**Records shown**
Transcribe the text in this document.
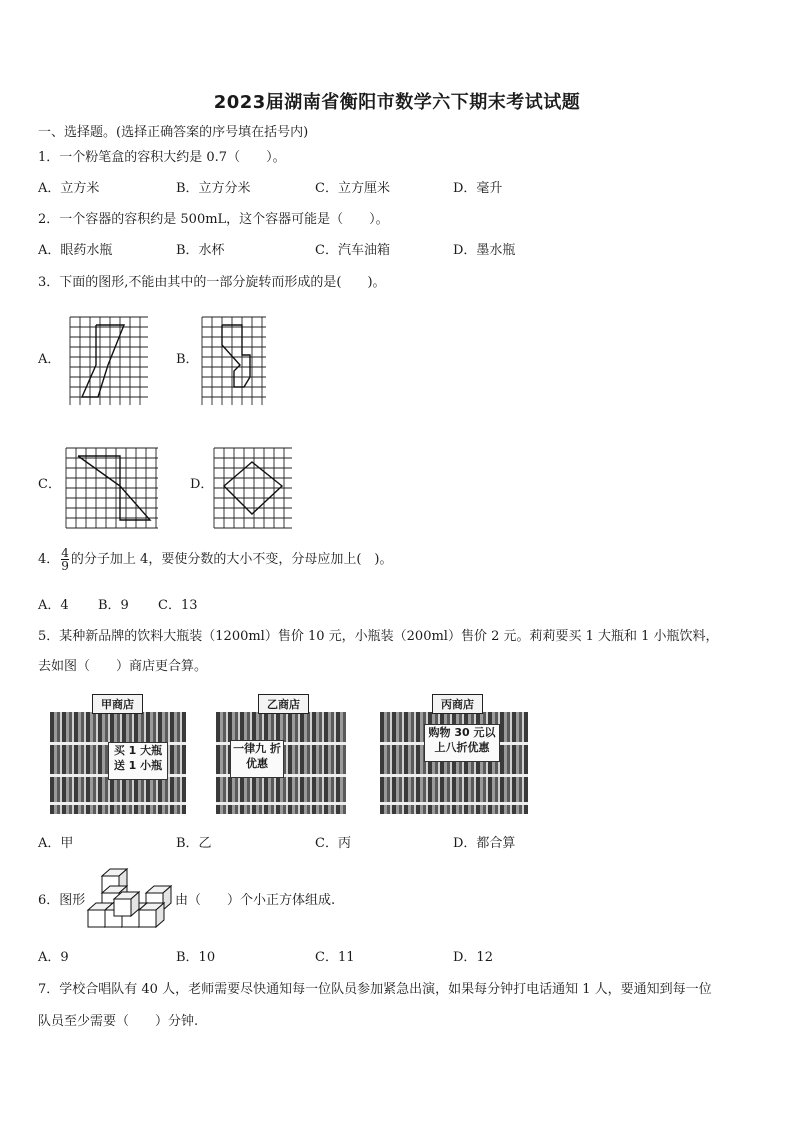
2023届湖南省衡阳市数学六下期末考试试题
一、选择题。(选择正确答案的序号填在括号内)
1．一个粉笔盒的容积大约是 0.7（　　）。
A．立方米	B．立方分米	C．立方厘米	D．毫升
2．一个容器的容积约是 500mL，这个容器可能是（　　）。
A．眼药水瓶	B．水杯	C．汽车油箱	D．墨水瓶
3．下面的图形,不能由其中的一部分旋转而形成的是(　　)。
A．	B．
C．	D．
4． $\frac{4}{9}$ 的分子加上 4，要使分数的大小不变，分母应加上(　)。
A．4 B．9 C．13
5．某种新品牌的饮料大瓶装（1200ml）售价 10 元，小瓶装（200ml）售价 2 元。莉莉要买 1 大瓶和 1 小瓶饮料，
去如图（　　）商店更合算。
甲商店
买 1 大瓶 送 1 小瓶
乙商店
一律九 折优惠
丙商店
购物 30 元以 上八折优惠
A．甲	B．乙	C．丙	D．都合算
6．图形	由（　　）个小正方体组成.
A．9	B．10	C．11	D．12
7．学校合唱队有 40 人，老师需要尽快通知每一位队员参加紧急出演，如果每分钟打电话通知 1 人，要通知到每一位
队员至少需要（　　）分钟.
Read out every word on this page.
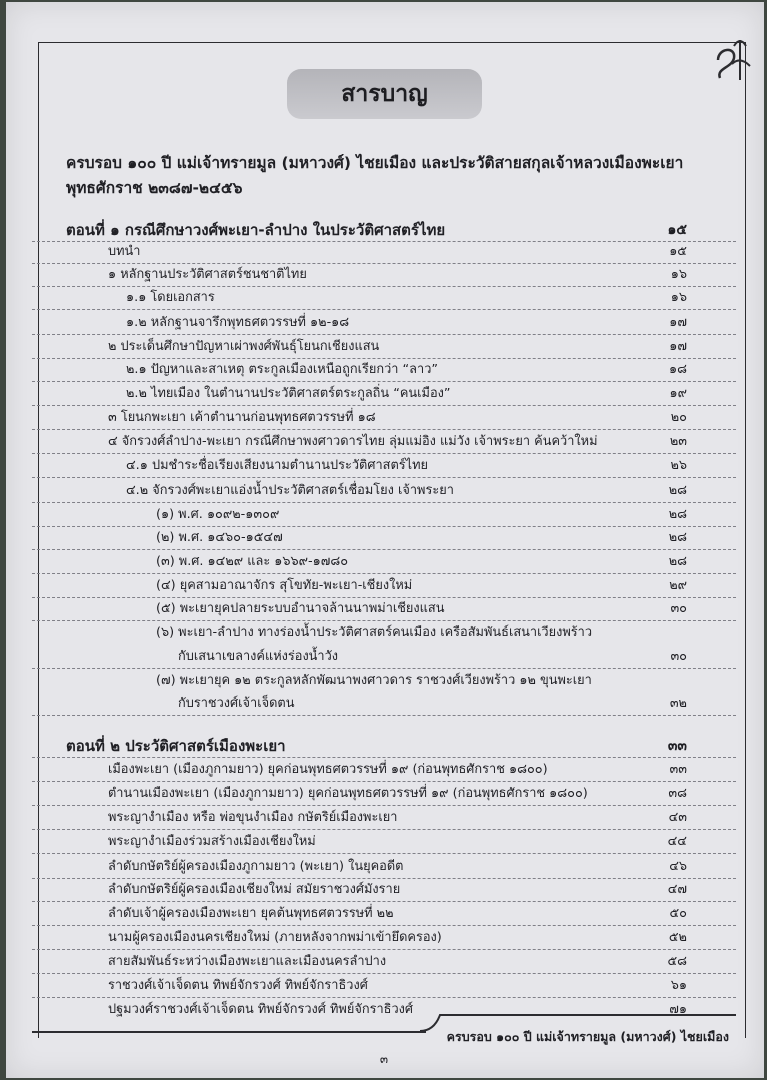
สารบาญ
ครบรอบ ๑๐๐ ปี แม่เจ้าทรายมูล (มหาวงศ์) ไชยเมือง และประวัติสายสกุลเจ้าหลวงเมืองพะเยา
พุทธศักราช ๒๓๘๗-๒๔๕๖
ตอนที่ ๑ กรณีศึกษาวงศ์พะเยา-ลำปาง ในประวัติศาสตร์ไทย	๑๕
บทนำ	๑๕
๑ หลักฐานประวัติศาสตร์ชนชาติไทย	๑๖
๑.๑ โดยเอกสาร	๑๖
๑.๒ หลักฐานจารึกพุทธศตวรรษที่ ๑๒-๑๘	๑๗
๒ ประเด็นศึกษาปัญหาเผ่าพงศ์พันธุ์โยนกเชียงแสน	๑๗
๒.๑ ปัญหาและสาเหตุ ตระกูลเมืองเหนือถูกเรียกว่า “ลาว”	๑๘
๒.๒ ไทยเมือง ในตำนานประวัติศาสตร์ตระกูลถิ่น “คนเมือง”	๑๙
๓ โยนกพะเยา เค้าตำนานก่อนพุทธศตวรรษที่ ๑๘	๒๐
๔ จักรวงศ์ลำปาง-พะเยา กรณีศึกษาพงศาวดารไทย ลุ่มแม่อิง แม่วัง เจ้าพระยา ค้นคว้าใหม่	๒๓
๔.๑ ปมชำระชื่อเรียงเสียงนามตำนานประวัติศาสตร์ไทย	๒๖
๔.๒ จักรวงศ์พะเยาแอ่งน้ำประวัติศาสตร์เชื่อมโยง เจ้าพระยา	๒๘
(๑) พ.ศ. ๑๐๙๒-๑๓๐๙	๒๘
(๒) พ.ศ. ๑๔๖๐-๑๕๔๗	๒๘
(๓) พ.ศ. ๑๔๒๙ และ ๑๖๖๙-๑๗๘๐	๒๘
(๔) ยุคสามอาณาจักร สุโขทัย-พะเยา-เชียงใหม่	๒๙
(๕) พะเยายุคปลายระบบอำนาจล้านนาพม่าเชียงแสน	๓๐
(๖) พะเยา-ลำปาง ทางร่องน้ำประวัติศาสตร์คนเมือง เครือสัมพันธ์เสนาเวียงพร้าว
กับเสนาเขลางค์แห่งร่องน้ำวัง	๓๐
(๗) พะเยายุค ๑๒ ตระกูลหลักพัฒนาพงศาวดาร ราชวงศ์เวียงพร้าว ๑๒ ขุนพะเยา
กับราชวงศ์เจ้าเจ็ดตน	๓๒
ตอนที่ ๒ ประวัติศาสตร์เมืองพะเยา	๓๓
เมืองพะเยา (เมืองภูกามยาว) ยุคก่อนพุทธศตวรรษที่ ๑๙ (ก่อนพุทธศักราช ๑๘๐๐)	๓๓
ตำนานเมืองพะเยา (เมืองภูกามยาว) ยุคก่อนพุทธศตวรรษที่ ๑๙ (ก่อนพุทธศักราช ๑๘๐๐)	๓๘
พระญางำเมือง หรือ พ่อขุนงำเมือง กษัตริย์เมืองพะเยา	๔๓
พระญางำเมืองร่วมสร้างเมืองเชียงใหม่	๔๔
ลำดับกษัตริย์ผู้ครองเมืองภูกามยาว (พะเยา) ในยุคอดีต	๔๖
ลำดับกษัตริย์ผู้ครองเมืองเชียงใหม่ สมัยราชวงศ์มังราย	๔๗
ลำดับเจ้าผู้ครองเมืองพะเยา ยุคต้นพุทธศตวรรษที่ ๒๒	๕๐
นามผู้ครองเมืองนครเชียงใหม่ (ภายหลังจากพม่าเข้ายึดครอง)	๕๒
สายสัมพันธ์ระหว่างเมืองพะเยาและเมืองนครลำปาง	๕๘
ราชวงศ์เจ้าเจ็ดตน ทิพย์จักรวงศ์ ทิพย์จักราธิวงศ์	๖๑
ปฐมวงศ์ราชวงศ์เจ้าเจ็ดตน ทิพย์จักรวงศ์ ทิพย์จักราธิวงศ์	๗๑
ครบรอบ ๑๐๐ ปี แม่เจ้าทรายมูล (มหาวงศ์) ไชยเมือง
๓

**What you will do**
Collect each line containing the string "ทธศตวรรษท".

**Exercise output**
๑.๒ หลักฐานจารึกพุทธศตวรรษที่ ๑๒-๑๘	๑๗
๓ โยนกพะเยา เค้าตำนานก่อนพุทธศตวรรษที่ ๑๘	๒๐
เมืองพะเยา (เมืองภูกามยาว) ยุคก่อนพุทธศตวรรษที่ ๑๙ (ก่อนพุทธศักราช ๑๘๐๐)	๓๓
ตำนานเมืองพะเยา (เมืองภูกามยาว) ยุคก่อนพุทธศตวรรษที่ ๑๙ (ก่อนพุทธศักราช ๑๘๐๐)	๓๘
ลำดับเจ้าผู้ครองเมืองพะเยา ยุคต้นพุทธศตวรรษที่ ๒๒	๕๐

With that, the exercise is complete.